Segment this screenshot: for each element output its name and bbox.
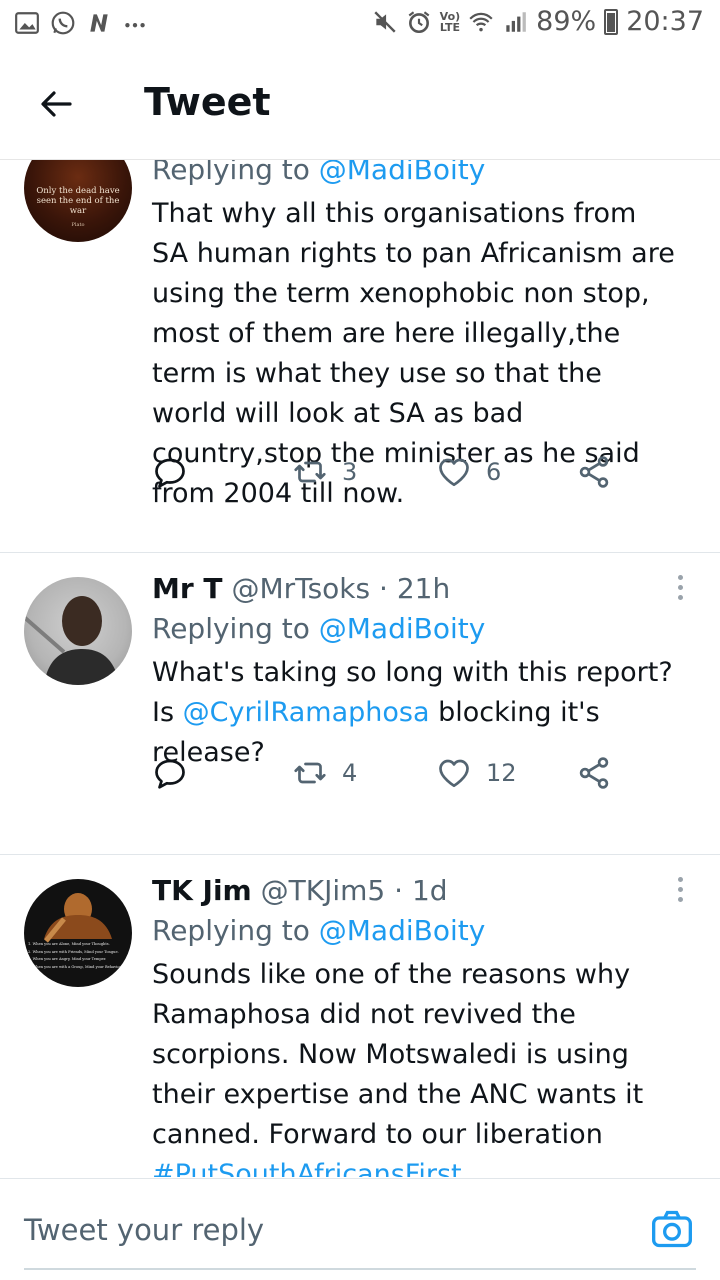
tweet-actions: 3 6 <box>152 454 622 494</box>
avatar[interactable] <box>24 577 132 685</box>
notification-icons <box>14 10 148 36</box>
retweet-button[interactable]: 3 <box>292 454 357 490</box>
more-options-icon[interactable] <box>674 877 686 907</box>
reply-feed[interactable]: Only the dead have seen the end of the w… <box>0 160 720 1177</box>
avatar-caption: Only the dead have seen the end of the w… <box>36 186 120 216</box>
replying-to-handle[interactable]: @MadiBoity <box>319 612 486 645</box>
tweet-actions: 4 12 <box>152 755 622 795</box>
share-button[interactable] <box>576 755 612 791</box>
display-name[interactable]: Mr T <box>152 572 223 605</box>
reply-button[interactable] <box>152 755 188 791</box>
like-count: 12 <box>486 759 517 787</box>
tweet-content: Mr T @MrTsoks · 21h Replying to @MadiBoi… <box>152 569 680 773</box>
avatar-text: 1. When you are Alone, Mind your Thought… <box>28 942 125 969</box>
display-name[interactable]: TK Jim <box>152 874 252 907</box>
tweet-item[interactable]: Mr T @MrTsoks · 21h Replying to @MadiBoi… <box>0 553 720 855</box>
reply-icon <box>155 759 185 789</box>
avatar[interactable]: Only the dead have seen the end of the w… <box>24 160 132 242</box>
reply-icon <box>155 458 185 488</box>
wifi-icon <box>469 12 493 31</box>
n-app-icon <box>90 14 108 32</box>
hashtag-link[interactable]: #PutSouthAfricansFirst <box>152 1155 680 1177</box>
reply-composer: Tweet your reply <box>0 1178 720 1280</box>
battery-icon <box>604 8 619 35</box>
clock: 20:37 <box>626 6 704 37</box>
avatar-photo <box>24 596 120 685</box>
alarm-icon <box>408 10 430 33</box>
replying-to: Replying to @MadiBoity <box>152 160 680 190</box>
replying-to-handle[interactable]: @MadiBoity <box>319 160 486 186</box>
like-button[interactable]: 6 <box>436 454 501 490</box>
back-arrow-icon[interactable] <box>36 84 76 124</box>
tweet-header: Mr T @MrTsoks · 21h <box>152 569 680 609</box>
like-icon <box>439 759 469 788</box>
mention-link[interactable]: @CyrilRamaphosa <box>183 697 430 728</box>
signal-icon <box>506 11 527 32</box>
reply-input[interactable]: Tweet your reply <box>24 1213 264 1247</box>
reply-button[interactable] <box>152 454 188 490</box>
timestamp: · 21h <box>379 572 451 605</box>
share-icon <box>579 757 609 789</box>
retweet-count: 3 <box>342 458 358 486</box>
tweet-item[interactable]: 1. When you are Alone, Mind your Thought… <box>0 855 720 1177</box>
whatsapp-icon <box>51 11 75 35</box>
share-button[interactable] <box>576 454 612 490</box>
more-options-icon[interactable] <box>674 575 686 605</box>
user-handle[interactable]: @MrTsoks <box>231 572 370 605</box>
status-bar: Vo) LTE 89% 20:37 <box>0 0 720 50</box>
replying-to-handle[interactable]: @MadiBoity <box>319 914 486 947</box>
retweet-count: 4 <box>342 759 358 787</box>
like-icon <box>439 458 469 487</box>
battery-percent: 89% <box>536 6 597 37</box>
tweet-content: TK Jim @TKJim5 · 1d Replying to @MadiBoi… <box>152 871 680 1177</box>
volte-indicator: Vo) LTE <box>439 9 461 34</box>
tweet-header: TK Jim @TKJim5 · 1d <box>152 871 680 911</box>
mute-icon <box>374 10 396 33</box>
more-notifications-icon <box>125 23 145 28</box>
avatar-credit: Plato <box>71 222 85 228</box>
like-button[interactable]: 12 <box>436 755 517 791</box>
retweet-icon <box>294 461 326 483</box>
retweet-button[interactable]: 4 <box>292 755 357 791</box>
system-icons: Vo) LTE 89% 20:37 <box>372 6 704 37</box>
gallery-icon <box>15 12 39 34</box>
retweet-icon <box>294 762 326 784</box>
input-underline <box>24 1268 696 1270</box>
like-count: 6 <box>486 458 502 486</box>
timestamp: · 1d <box>394 874 448 907</box>
user-handle[interactable]: @TKJim5 <box>261 874 386 907</box>
avatar[interactable]: 1. When you are Alone, Mind your Thought… <box>24 879 132 987</box>
top-app-bar: Tweet <box>0 50 720 160</box>
replying-to: Replying to @MadiBoity <box>152 612 486 645</box>
tweet-item[interactable]: Only the dead have seen the end of the w… <box>0 160 720 553</box>
camera-icon[interactable] <box>650 1207 694 1251</box>
page-title: Tweet <box>144 80 271 124</box>
share-icon <box>579 456 609 488</box>
tweet-text: Sounds like one of the reasons why Ramap… <box>152 955 680 1177</box>
replying-to: Replying to @MadiBoity <box>152 914 486 947</box>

_ _ _ _ _ _ _

## Goal of the exercise
Update the lines beginning with the one that has "tweet-actions: 3 6 <box>152 454 622 494</box>" and stopping after the one that has "more-options-icon[interactable] <box>674 877": replace "retweet-button" with "repost-button" and leave everything else unchanged.

## Task result
tweet-actions: 3 6 <box>152 454 622 494</box>
avatar[interactable] <box>24 577 132 685</box>
notification-icons <box>14 10 148 36</box>
repost-button[interactable]: 3 <box>292 454 357 490</box>
more-options-icon[interactable] <box>674 877 686 907</box>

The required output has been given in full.